------ Exercise materials

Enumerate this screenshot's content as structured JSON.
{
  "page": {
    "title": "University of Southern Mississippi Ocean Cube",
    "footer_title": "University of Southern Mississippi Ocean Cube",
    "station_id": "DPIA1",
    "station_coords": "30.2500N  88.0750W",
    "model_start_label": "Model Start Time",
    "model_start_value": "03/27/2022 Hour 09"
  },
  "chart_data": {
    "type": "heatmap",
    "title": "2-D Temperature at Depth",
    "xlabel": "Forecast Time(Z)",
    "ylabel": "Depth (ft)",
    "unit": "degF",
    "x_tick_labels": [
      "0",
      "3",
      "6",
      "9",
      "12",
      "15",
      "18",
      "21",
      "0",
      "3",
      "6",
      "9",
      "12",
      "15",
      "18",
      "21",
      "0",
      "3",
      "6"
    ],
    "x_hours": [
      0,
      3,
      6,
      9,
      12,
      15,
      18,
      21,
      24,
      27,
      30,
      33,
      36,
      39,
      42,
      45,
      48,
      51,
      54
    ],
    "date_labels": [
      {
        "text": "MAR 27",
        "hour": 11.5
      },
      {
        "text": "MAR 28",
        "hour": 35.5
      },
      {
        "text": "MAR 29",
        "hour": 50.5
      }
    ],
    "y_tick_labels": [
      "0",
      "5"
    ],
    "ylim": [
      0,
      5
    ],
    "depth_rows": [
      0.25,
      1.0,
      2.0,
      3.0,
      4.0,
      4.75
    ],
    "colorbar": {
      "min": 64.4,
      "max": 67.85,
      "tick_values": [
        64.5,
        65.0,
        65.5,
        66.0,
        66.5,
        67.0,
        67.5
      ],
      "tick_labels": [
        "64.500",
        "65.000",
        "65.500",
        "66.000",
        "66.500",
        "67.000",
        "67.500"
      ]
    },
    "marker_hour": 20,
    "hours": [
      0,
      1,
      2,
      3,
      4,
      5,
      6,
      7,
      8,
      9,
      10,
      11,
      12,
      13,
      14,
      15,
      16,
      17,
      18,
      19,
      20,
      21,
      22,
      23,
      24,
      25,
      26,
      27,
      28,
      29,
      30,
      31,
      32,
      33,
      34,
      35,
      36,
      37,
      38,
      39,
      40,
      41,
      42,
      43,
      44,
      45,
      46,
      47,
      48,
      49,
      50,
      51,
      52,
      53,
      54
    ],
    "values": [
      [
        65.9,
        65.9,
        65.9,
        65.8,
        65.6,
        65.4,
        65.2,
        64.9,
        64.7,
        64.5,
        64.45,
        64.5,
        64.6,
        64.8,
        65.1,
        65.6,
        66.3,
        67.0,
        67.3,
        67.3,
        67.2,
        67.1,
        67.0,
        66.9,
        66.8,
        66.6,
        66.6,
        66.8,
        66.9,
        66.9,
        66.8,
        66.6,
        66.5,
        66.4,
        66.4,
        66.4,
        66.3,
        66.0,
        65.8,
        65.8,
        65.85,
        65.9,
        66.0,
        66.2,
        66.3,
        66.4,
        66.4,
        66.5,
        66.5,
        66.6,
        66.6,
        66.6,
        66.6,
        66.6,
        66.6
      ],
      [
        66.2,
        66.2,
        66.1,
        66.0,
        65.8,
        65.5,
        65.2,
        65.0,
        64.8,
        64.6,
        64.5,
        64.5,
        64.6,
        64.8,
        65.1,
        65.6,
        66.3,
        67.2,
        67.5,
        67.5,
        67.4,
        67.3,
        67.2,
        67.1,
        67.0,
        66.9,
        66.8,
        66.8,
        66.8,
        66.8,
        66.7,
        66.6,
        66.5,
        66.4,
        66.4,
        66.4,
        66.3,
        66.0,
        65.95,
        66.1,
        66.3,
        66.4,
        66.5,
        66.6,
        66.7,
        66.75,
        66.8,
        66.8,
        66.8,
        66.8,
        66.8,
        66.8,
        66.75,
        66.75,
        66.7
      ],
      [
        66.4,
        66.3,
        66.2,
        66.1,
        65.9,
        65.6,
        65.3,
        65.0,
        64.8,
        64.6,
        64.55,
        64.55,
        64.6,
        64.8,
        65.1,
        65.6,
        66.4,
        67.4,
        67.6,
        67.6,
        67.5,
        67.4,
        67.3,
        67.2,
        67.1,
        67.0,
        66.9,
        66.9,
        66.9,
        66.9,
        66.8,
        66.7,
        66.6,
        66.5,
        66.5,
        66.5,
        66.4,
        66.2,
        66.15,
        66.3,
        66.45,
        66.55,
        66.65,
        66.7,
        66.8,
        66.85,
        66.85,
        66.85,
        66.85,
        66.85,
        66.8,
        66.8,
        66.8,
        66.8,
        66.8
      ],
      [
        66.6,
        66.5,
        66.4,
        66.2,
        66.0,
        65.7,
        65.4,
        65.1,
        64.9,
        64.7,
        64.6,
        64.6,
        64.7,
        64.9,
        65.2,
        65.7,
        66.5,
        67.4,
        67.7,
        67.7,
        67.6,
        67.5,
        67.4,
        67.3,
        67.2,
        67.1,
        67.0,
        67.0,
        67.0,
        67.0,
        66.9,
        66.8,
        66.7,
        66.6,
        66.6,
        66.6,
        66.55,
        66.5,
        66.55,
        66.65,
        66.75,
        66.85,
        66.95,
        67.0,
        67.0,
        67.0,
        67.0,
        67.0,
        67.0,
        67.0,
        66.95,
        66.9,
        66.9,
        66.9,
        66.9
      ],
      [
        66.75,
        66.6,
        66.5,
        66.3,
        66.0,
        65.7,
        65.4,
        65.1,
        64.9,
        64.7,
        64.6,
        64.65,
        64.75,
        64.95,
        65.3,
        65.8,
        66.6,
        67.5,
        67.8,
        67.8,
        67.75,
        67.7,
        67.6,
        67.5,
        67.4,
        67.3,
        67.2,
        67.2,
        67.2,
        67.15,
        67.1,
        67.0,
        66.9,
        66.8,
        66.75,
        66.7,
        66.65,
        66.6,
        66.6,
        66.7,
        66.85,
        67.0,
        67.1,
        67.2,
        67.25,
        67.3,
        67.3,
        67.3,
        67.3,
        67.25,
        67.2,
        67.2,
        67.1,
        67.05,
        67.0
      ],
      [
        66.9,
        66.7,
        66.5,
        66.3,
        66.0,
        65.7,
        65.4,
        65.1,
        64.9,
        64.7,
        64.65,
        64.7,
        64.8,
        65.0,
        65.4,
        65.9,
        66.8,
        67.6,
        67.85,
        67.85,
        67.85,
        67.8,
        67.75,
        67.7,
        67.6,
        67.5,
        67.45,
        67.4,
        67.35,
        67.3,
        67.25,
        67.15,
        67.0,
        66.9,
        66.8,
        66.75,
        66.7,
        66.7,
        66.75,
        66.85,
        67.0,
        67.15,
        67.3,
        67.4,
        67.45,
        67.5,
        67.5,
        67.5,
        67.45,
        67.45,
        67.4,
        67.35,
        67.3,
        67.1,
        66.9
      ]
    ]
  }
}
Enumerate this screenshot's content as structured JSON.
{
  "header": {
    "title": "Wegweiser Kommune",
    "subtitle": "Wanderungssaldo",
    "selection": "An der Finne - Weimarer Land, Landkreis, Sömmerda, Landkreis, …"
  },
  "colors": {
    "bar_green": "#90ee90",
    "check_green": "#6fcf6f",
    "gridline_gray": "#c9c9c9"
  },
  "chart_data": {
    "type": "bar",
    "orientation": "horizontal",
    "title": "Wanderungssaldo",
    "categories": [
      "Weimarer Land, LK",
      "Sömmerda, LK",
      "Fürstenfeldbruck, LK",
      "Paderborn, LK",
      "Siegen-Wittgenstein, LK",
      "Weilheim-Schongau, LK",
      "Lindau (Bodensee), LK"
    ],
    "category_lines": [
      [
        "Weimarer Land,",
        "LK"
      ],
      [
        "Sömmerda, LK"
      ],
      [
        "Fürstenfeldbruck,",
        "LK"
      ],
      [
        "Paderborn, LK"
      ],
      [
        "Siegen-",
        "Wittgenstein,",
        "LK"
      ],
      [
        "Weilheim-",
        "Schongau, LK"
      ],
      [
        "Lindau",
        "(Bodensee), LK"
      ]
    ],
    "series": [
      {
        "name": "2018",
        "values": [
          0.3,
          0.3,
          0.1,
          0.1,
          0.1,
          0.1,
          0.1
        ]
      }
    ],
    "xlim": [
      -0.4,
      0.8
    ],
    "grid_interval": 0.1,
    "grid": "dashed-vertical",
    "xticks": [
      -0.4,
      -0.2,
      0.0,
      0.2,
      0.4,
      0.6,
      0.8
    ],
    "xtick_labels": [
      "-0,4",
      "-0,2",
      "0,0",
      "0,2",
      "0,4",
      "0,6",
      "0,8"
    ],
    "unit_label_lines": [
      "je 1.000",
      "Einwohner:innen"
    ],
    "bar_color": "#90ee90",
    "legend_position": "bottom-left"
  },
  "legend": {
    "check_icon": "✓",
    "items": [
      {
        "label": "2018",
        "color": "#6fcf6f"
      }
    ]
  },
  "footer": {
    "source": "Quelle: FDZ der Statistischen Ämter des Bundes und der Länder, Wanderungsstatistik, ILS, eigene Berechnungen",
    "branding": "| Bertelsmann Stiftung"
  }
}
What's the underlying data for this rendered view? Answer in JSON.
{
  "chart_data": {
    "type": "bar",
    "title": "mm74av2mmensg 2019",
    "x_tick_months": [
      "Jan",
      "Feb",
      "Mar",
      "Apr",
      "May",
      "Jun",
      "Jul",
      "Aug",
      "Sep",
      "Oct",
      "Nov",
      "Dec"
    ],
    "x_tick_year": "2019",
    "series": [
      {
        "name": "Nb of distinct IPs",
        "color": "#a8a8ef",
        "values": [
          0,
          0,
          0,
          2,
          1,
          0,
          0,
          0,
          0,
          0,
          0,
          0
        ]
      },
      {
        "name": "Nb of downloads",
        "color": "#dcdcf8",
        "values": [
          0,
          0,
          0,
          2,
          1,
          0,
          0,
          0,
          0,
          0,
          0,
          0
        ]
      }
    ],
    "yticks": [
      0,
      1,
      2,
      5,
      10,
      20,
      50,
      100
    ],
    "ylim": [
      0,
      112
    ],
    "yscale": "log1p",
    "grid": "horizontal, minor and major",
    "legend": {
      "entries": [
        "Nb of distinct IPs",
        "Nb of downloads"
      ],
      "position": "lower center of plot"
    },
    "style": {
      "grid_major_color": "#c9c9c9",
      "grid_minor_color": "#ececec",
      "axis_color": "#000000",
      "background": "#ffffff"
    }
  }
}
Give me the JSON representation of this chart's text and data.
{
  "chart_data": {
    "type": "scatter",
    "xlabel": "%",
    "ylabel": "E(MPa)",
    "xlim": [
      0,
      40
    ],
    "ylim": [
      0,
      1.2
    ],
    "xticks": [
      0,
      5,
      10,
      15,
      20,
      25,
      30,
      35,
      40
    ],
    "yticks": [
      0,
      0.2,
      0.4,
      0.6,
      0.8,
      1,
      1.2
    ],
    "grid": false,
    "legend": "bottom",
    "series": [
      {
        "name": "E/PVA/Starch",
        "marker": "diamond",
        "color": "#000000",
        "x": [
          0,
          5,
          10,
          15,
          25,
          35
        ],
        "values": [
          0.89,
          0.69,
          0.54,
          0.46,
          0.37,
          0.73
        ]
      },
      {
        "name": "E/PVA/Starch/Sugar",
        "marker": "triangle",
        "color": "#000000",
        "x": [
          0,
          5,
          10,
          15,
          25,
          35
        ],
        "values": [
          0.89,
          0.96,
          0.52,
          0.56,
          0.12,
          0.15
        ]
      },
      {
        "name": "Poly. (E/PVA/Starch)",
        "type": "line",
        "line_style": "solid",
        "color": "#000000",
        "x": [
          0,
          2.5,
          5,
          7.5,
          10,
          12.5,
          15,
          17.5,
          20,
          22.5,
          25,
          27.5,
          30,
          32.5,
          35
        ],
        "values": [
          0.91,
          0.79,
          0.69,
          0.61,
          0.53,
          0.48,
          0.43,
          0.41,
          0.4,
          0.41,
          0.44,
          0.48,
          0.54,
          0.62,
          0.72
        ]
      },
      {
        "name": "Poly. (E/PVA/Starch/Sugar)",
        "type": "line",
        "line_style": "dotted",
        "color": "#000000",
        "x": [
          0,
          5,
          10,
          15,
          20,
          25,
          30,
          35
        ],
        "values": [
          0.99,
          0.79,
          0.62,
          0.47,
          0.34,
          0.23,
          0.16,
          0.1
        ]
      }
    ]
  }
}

------------

Written task => Which lines in the listing above hold the word "downloads"? Show each of them.

Exercise answer =>
        "name": "Nb of downloads",
        "Nb of downloads"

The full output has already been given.